***** Provided records *****

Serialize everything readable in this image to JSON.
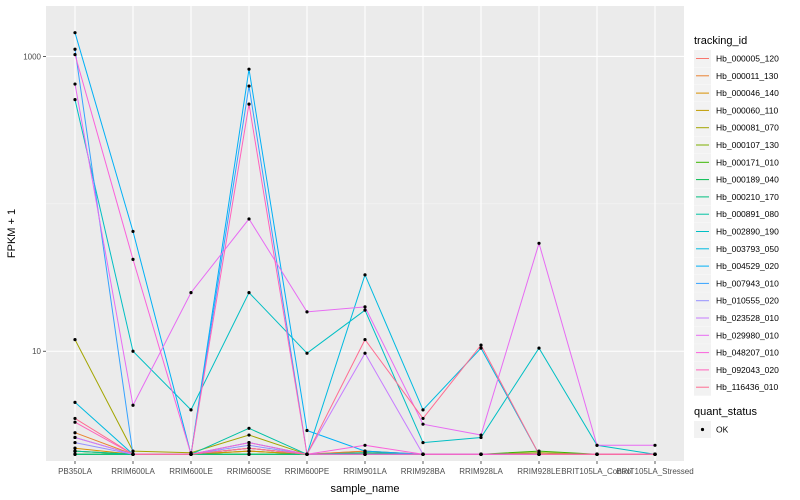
{
  "chart_data": {
    "type": "line",
    "xlabel": "sample_name",
    "ylabel": "FPKM + 1",
    "y_scale": "log10",
    "ylim": [
      1.8,
      2200
    ],
    "yticks": [
      10,
      1000
    ],
    "ytick_labels": [
      "10",
      "1000"
    ],
    "grid": true,
    "legend_placement": "right",
    "categories": [
      "PB350LA",
      "RRIM600LA",
      "RRIM600LE",
      "RRIM600SE",
      "RRIM600PE",
      "RRIM901LA",
      "RRIM928BA",
      "RRIM928LA",
      "RRIM928LE",
      "BRIT105LA_Control",
      "BRIT105LA_Stressed"
    ],
    "legend": {
      "color_title": "tracking_id",
      "shape_title": "quant_status",
      "shape_entries": [
        "OK"
      ]
    },
    "series": [
      {
        "name": "Hb_000005_120",
        "color": "#F8766D",
        "values": [
          2.6,
          2,
          2,
          2.1,
          2,
          2.1,
          2,
          2,
          2,
          2,
          2
        ]
      },
      {
        "name": "Hb_000011_130",
        "color": "#EA8331",
        "values": [
          2.8,
          2,
          2,
          2.1,
          2,
          2.1,
          2,
          2,
          2,
          2,
          2
        ]
      },
      {
        "name": "Hb_000046_140",
        "color": "#D89000",
        "values": [
          2.2,
          2,
          2,
          2.2,
          2,
          2,
          2,
          2,
          2,
          2,
          2
        ]
      },
      {
        "name": "Hb_000060_110",
        "color": "#C09B00",
        "values": [
          2.1,
          2,
          2,
          2.1,
          2,
          2,
          2,
          2,
          2,
          2,
          2
        ]
      },
      {
        "name": "Hb_000081_070",
        "color": "#A3A500",
        "values": [
          12,
          2.1,
          2.05,
          2.7,
          2,
          2.05,
          2,
          2,
          2.05,
          2,
          2
        ]
      },
      {
        "name": "Hb_000107_130",
        "color": "#7CAE00",
        "values": [
          2.1,
          2,
          2,
          2.2,
          2,
          2,
          2,
          2,
          2,
          2,
          2
        ]
      },
      {
        "name": "Hb_000171_010",
        "color": "#39B600",
        "values": [
          2,
          2,
          2,
          2,
          2,
          2,
          2,
          2,
          2.1,
          2,
          2
        ]
      },
      {
        "name": "Hb_000189_040",
        "color": "#00BB4E",
        "values": [
          2,
          2,
          2,
          2,
          2,
          2,
          2,
          2,
          2,
          2,
          2
        ]
      },
      {
        "name": "Hb_000210_170",
        "color": "#00BF7D",
        "values": [
          2,
          2,
          2,
          2,
          2,
          2.05,
          2,
          2,
          2,
          2,
          2
        ]
      },
      {
        "name": "Hb_000891_080",
        "color": "#00C1A3",
        "values": [
          2.1,
          2,
          2,
          3,
          2,
          2,
          2,
          2,
          2,
          2,
          2
        ]
      },
      {
        "name": "Hb_002890_190",
        "color": "#00BFC4",
        "values": [
          510,
          10,
          4,
          25,
          9.7,
          19,
          2.4,
          2.6,
          10.5,
          2.3,
          2
        ]
      },
      {
        "name": "Hb_003793_050",
        "color": "#00BAE0",
        "values": [
          4.5,
          2,
          2,
          2.4,
          2,
          33,
          4,
          10.5,
          2,
          2,
          2
        ]
      },
      {
        "name": "Hb_004529_020",
        "color": "#00B0F6",
        "values": [
          1450,
          65,
          2,
          820,
          2.9,
          2.1,
          2,
          2,
          2,
          2,
          2
        ]
      },
      {
        "name": "Hb_007943_010",
        "color": "#35A2FF",
        "values": [
          1120,
          2,
          2,
          630,
          2,
          2,
          2,
          2,
          2,
          2,
          2
        ]
      },
      {
        "name": "Hb_010555_020",
        "color": "#9590FF",
        "values": [
          2.4,
          2,
          2,
          2.3,
          2,
          2,
          2,
          2,
          2,
          2,
          2
        ]
      },
      {
        "name": "Hb_023528_010",
        "color": "#C77CFF",
        "values": [
          2.6,
          2,
          2,
          2.2,
          2,
          9.7,
          2,
          2,
          2,
          2,
          2
        ]
      },
      {
        "name": "Hb_029980_010",
        "color": "#E76BF3",
        "values": [
          650,
          4.3,
          25,
          79,
          18.5,
          20,
          3.2,
          2.7,
          54,
          2.3,
          2.3
        ]
      },
      {
        "name": "Hb_048207_010",
        "color": "#FA62DB",
        "values": [
          1030,
          42,
          2,
          2.4,
          2,
          2.3,
          2,
          2,
          2,
          2,
          2
        ]
      },
      {
        "name": "Hb_092043_020",
        "color": "#FF62BC",
        "values": [
          3.3,
          2,
          2,
          475,
          2,
          2,
          2,
          2,
          2,
          2,
          2
        ]
      },
      {
        "name": "Hb_116436_010",
        "color": "#FF6C91",
        "values": [
          3.5,
          2,
          2,
          2.2,
          2,
          12,
          3.5,
          11,
          2,
          2,
          2
        ]
      }
    ]
  }
}
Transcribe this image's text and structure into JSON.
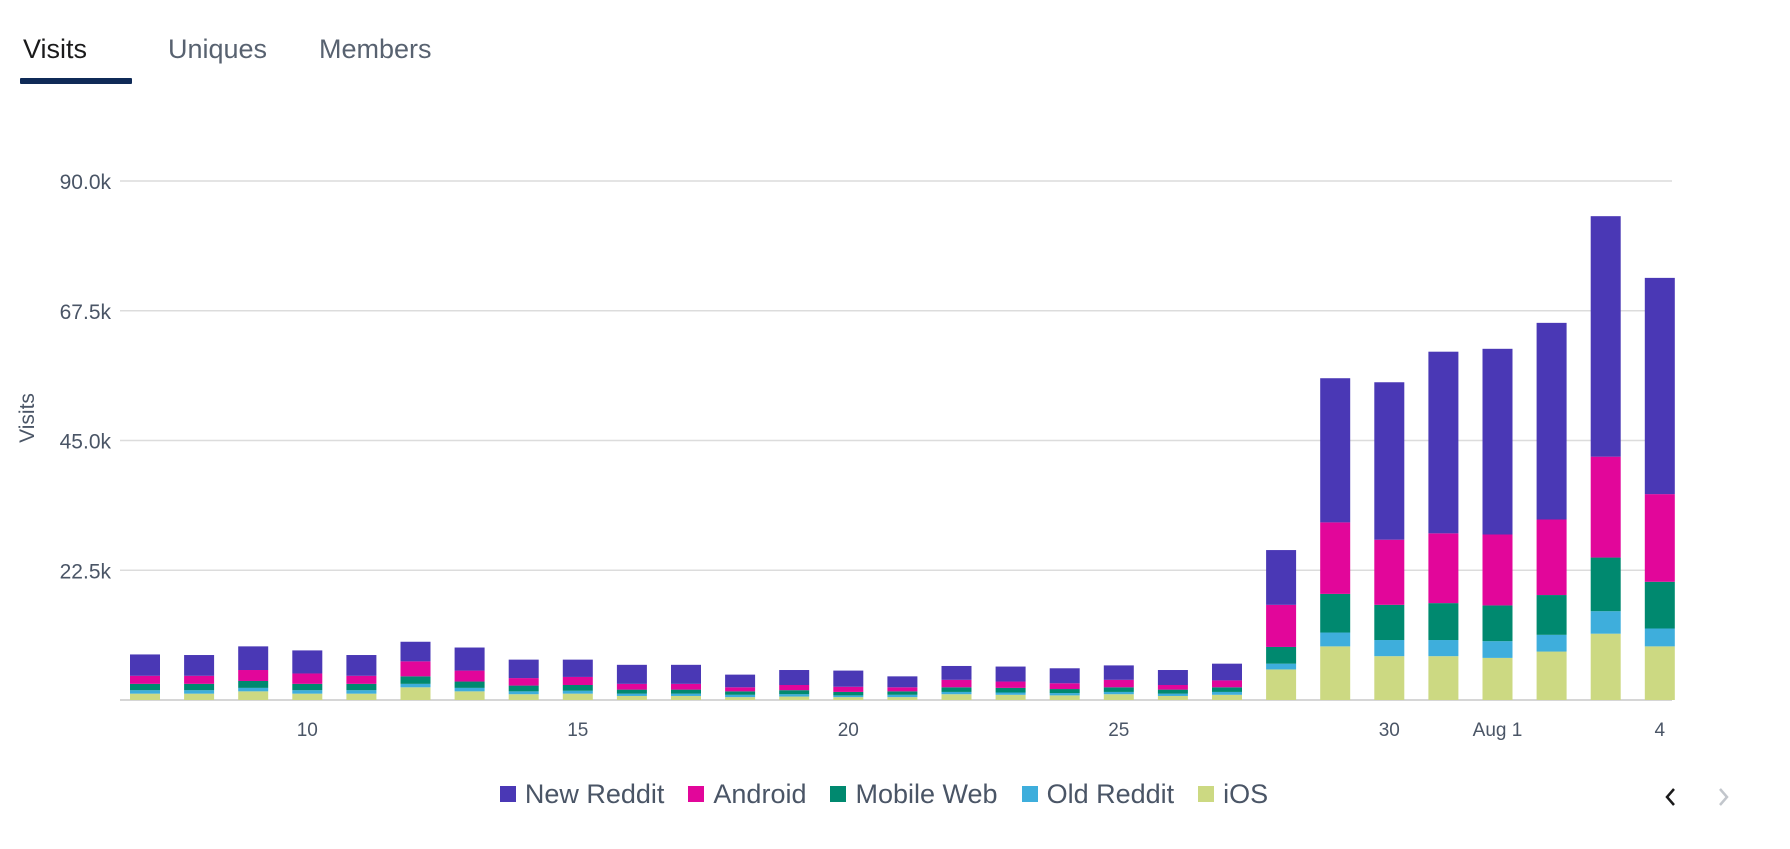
{
  "tabs": [
    {
      "label": "Visits",
      "active": true
    },
    {
      "label": "Uniques",
      "active": false
    },
    {
      "label": "Members",
      "active": false
    }
  ],
  "colors": {
    "new_reddit": "#4a38b5",
    "android": "#e2069a",
    "mobile_web": "#00896f",
    "old_reddit": "#3eaedc",
    "ios": "#ccd982",
    "grid": "#dcdcdc",
    "axis_text": "#4a5566",
    "tab_underline": "#0f2a57"
  },
  "nav": {
    "prev_icon": "chevron-left-icon",
    "next_icon": "chevron-right-icon"
  },
  "chart_data": {
    "type": "bar",
    "stacked": true,
    "ylabel": "Visits",
    "ylim": [
      0,
      90000
    ],
    "yticks": [
      22500,
      45000,
      67500,
      90000
    ],
    "ytick_labels": [
      "22.5k",
      "45.0k",
      "67.5k",
      "90.0k"
    ],
    "grid": true,
    "legend_position": "bottom",
    "categories": [
      "Jul 7",
      "Jul 8",
      "Jul 9",
      "Jul 10",
      "Jul 11",
      "Jul 12",
      "Jul 13",
      "Jul 14",
      "Jul 15",
      "Jul 16",
      "Jul 17",
      "Jul 18",
      "Jul 19",
      "Jul 20",
      "Jul 21",
      "Jul 22",
      "Jul 23",
      "Jul 24",
      "Jul 25",
      "Jul 26",
      "Jul 27",
      "Jul 28",
      "Jul 29",
      "Jul 30",
      "Jul 31",
      "Aug 1",
      "Aug 2",
      "Aug 3",
      "Aug 4"
    ],
    "xtick_labels": [
      {
        "category": "Jul 10",
        "label": "10"
      },
      {
        "category": "Jul 15",
        "label": "15"
      },
      {
        "category": "Jul 20",
        "label": "20"
      },
      {
        "category": "Jul 25",
        "label": "25"
      },
      {
        "category": "Jul 30",
        "label": "30"
      },
      {
        "category": "Aug 1",
        "label": "Aug 1"
      },
      {
        "category": "Aug 4",
        "label": "4"
      }
    ],
    "series": [
      {
        "key": "ios",
        "name": "iOS",
        "values": [
          1100,
          1100,
          1500,
          1100,
          1100,
          2200,
          1500,
          1000,
          1100,
          700,
          700,
          500,
          600,
          500,
          500,
          1000,
          900,
          800,
          1000,
          700,
          900,
          5300,
          9300,
          7600,
          7600,
          7300,
          8400,
          11500,
          9300
        ]
      },
      {
        "key": "old_reddit",
        "name": "Old Reddit",
        "values": [
          600,
          600,
          600,
          600,
          600,
          600,
          600,
          500,
          500,
          400,
          400,
          400,
          400,
          300,
          400,
          400,
          400,
          400,
          400,
          400,
          500,
          1000,
          2400,
          2800,
          2800,
          2900,
          2900,
          3900,
          3100
        ]
      },
      {
        "key": "mobile_web",
        "name": "Mobile Web",
        "values": [
          1100,
          1100,
          1200,
          1100,
          1100,
          1300,
          1100,
          1000,
          1000,
          700,
          700,
          600,
          700,
          600,
          600,
          800,
          800,
          700,
          800,
          700,
          800,
          2900,
          6700,
          6100,
          6400,
          6200,
          6900,
          9300,
          8100
        ]
      },
      {
        "key": "android",
        "name": "Android",
        "values": [
          1400,
          1400,
          1900,
          1800,
          1400,
          2600,
          1900,
          1300,
          1400,
          1000,
          1000,
          700,
          900,
          900,
          700,
          1300,
          1100,
          1000,
          1300,
          800,
          1200,
          7300,
          12400,
          11300,
          12100,
          12300,
          13100,
          17500,
          15200
        ]
      },
      {
        "key": "new_reddit",
        "name": "New Reddit",
        "values": [
          3700,
          3600,
          4100,
          4000,
          3600,
          3400,
          4000,
          3200,
          3000,
          3300,
          3300,
          2200,
          2600,
          2800,
          1900,
          2400,
          2600,
          2600,
          2500,
          2600,
          2900,
          9500,
          25000,
          27300,
          31500,
          32200,
          34100,
          41700,
          37500
        ]
      }
    ],
    "legend_order": [
      "new_reddit",
      "android",
      "mobile_web",
      "old_reddit",
      "ios"
    ]
  }
}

*****

> Your task
From the entries, copy out each line containing the word "category".

> Solution for this problem
        "category": "Jul 10",
        "category": "Jul 15",
        "category": "Jul 20",
        "category": "Jul 25",
        "category": "Jul 30",
        "category": "Aug 1",
        "category": "Aug 4",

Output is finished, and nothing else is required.